- The problem: Lift every line from the entries that includes the word "Users".

* Begin Working data *

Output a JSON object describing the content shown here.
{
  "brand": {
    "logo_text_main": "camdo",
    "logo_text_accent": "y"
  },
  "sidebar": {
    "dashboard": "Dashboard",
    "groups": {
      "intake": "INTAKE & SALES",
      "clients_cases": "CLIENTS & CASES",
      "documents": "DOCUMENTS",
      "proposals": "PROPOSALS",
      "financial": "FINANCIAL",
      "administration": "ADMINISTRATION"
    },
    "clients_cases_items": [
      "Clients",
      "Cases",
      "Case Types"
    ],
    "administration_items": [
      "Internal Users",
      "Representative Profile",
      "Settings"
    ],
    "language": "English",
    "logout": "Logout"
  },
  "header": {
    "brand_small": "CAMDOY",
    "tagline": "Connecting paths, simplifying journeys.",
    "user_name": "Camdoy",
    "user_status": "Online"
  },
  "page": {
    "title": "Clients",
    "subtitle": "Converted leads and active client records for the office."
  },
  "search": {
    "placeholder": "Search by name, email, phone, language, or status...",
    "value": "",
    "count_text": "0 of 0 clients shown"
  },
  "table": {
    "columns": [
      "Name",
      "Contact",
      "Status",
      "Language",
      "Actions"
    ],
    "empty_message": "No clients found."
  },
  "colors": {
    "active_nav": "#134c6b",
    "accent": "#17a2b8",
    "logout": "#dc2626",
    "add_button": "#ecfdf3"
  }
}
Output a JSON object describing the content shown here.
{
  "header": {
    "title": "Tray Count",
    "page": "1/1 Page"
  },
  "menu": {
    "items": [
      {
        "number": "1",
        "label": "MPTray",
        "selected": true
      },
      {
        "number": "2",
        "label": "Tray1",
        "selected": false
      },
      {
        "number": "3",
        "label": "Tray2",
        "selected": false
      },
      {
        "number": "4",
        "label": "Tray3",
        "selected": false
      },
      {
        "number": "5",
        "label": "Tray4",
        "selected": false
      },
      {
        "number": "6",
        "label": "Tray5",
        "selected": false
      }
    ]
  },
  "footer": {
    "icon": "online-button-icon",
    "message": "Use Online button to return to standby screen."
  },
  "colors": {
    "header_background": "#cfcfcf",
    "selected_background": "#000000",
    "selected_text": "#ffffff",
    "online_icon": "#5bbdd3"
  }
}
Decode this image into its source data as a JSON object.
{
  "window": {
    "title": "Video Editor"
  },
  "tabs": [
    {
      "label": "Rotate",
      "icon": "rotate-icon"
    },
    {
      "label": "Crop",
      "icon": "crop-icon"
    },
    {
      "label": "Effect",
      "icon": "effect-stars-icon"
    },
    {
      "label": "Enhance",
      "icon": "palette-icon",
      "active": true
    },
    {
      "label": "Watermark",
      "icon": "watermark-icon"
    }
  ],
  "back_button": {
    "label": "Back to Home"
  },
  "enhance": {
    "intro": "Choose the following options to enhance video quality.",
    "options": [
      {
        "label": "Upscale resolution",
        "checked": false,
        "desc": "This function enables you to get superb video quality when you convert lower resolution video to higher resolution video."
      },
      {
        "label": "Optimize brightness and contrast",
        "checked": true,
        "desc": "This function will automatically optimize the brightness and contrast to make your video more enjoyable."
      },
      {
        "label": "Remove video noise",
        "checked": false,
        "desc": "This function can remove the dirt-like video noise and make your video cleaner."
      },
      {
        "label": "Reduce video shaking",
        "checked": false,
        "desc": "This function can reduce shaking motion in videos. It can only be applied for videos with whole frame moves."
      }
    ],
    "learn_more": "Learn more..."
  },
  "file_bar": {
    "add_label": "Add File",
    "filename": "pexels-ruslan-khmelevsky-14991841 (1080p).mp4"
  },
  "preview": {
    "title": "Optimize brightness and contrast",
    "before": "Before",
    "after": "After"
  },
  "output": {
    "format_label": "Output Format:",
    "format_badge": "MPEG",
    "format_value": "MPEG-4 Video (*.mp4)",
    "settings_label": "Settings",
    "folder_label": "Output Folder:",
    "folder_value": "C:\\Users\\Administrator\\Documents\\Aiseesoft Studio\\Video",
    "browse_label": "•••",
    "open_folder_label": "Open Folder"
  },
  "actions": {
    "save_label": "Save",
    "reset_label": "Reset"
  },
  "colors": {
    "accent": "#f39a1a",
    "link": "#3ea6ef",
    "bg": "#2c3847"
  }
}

* End Working data *

- Response:
      "Internal Users",
    "folder_value": "C:\\Users\\Administrator\\Documents\\Aiseesoft Studio\\Video",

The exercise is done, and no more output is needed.